### Required task
Check every line below for the string "name", and copy the lines that contain it.

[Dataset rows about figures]
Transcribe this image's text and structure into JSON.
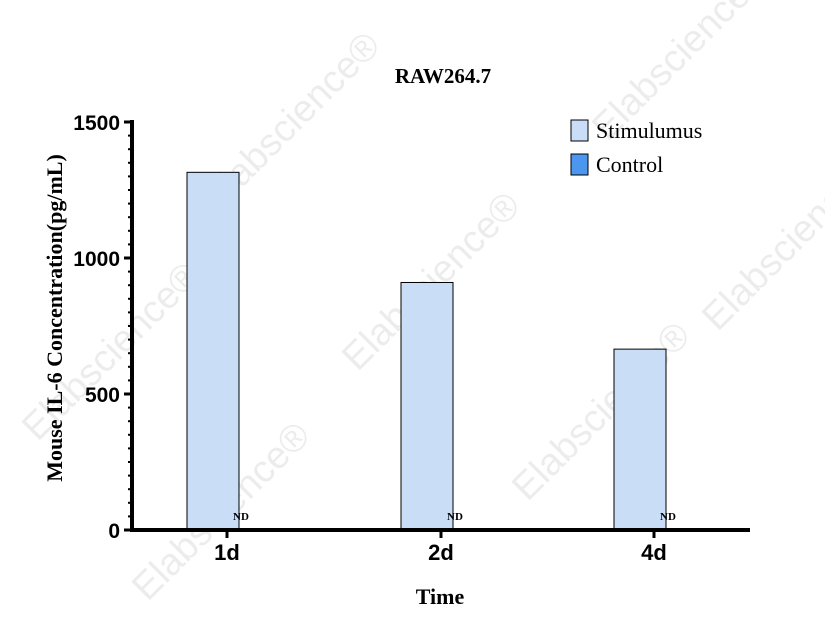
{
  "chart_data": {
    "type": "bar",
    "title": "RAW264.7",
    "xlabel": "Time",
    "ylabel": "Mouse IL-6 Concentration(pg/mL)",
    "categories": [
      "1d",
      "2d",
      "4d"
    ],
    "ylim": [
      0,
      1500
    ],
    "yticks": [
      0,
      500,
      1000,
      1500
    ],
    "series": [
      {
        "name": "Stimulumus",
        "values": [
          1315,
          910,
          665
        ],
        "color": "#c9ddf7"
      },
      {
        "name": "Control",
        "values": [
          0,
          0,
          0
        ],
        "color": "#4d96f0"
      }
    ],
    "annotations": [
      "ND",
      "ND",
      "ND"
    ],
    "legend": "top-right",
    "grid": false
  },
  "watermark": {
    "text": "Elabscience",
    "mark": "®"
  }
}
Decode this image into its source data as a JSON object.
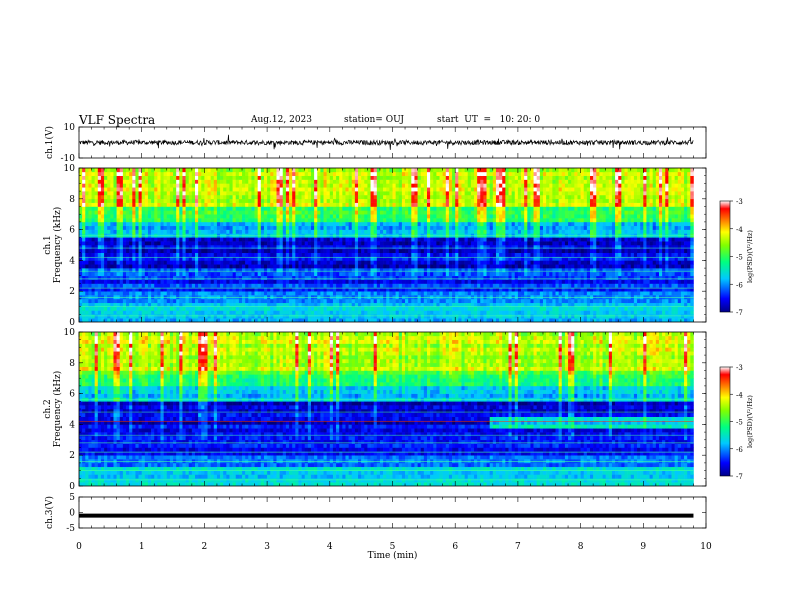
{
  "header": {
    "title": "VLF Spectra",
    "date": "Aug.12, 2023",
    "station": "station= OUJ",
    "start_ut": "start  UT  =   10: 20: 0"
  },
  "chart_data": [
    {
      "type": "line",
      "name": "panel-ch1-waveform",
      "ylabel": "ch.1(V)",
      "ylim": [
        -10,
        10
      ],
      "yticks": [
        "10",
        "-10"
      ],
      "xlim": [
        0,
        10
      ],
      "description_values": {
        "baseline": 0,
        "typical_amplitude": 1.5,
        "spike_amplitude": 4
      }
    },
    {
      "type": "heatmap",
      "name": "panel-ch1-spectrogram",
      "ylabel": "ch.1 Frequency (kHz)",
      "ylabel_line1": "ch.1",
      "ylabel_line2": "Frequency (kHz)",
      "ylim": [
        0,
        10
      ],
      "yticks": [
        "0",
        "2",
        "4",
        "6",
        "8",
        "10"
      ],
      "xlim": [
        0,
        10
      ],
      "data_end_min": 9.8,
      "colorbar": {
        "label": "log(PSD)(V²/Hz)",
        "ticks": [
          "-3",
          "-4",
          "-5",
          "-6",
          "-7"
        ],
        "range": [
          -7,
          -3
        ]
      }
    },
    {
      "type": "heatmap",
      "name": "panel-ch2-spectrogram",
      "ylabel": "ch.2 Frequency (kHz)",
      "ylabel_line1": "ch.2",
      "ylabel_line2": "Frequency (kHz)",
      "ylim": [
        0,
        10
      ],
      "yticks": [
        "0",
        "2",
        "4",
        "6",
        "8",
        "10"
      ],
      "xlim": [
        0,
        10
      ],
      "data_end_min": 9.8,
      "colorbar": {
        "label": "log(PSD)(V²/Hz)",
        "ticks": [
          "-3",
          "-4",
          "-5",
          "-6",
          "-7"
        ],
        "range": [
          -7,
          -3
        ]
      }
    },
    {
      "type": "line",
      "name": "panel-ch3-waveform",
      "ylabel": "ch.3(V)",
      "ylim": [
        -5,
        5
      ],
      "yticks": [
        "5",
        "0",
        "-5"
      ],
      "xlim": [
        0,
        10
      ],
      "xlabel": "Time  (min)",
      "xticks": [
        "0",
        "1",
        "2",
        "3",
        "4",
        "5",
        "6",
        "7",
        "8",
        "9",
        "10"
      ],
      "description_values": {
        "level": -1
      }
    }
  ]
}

### Expected answer
        "name": "Stimulumus",
        "name": "Control",
      "name": "panel-ch1-waveform",
      "name": "panel-ch1-spectrogram",
      "name": "panel-ch2-spectrogram",
      "name": "panel-ch3-waveform",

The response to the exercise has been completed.